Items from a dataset
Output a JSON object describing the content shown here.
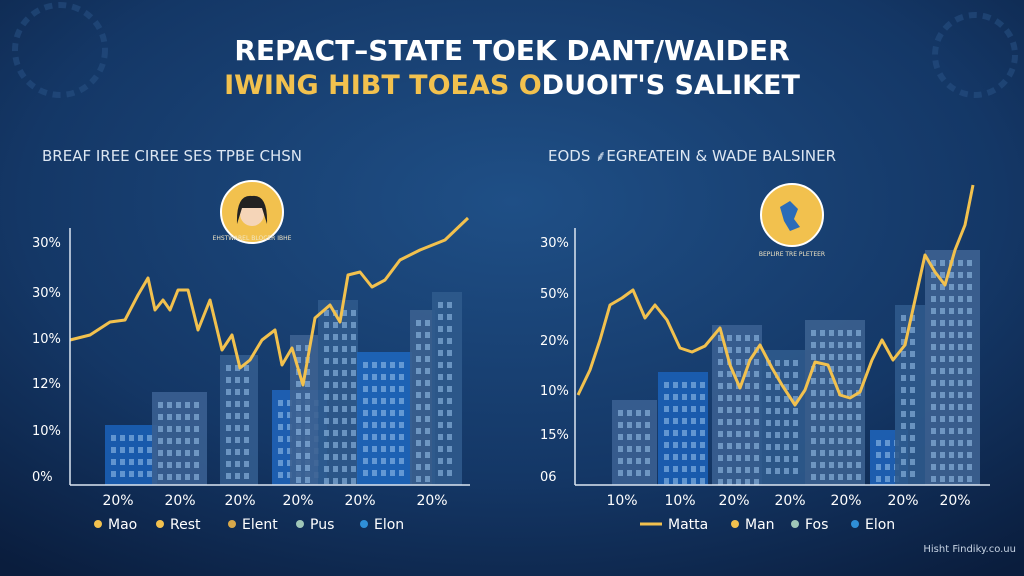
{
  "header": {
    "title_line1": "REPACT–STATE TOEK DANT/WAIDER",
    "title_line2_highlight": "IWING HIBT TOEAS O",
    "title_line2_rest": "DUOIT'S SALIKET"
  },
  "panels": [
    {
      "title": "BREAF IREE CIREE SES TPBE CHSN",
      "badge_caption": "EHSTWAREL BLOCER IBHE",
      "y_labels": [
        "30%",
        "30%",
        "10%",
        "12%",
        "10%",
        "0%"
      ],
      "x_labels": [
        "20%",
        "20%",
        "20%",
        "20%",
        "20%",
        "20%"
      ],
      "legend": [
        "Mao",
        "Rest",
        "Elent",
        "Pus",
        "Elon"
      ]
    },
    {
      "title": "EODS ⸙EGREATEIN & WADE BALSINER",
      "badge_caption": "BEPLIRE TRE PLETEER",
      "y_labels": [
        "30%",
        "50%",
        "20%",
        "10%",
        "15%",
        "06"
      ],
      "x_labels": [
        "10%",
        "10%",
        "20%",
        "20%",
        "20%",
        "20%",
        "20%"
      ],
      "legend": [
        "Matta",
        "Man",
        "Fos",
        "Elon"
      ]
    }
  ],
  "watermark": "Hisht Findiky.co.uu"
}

What the exercise asks: Do not include images; quote all of the entries above exactly.

Answer in full:
Output a JSON object describing the content shown here.
{
  "header": {
    "title_line1": "REPACT–STATE TOEK DANT/WAIDER",
    "title_line2_highlight": "IWING HIBT TOEAS O",
    "title_line2_rest": "DUOIT'S SALIKET"
  },
  "panels": [
    {
      "title": "BREAF IREE CIREE SES TPBE CHSN",
      "badge_caption": "EHSTWAREL BLOCER IBHE",
      "y_labels": [
        "30%",
        "30%",
        "10%",
        "12%",
        "10%",
        "0%"
      ],
      "x_labels": [
        "20%",
        "20%",
        "20%",
        "20%",
        "20%",
        "20%"
      ],
      "legend": [
        "Mao",
        "Rest",
        "Elent",
        "Pus",
        "Elon"
      ]
    },
    {
      "title": "EODS ⸙EGREATEIN & WADE BALSINER",
      "badge_caption": "BEPLIRE TRE PLETEER",
      "y_labels": [
        "30%",
        "50%",
        "20%",
        "10%",
        "15%",
        "06"
      ],
      "x_labels": [
        "10%",
        "10%",
        "20%",
        "20%",
        "20%",
        "20%",
        "20%"
      ],
      "legend": [
        "Matta",
        "Man",
        "Fos",
        "Elon"
      ]
    }
  ],
  "watermark": "Hisht Findiky.co.uu"
}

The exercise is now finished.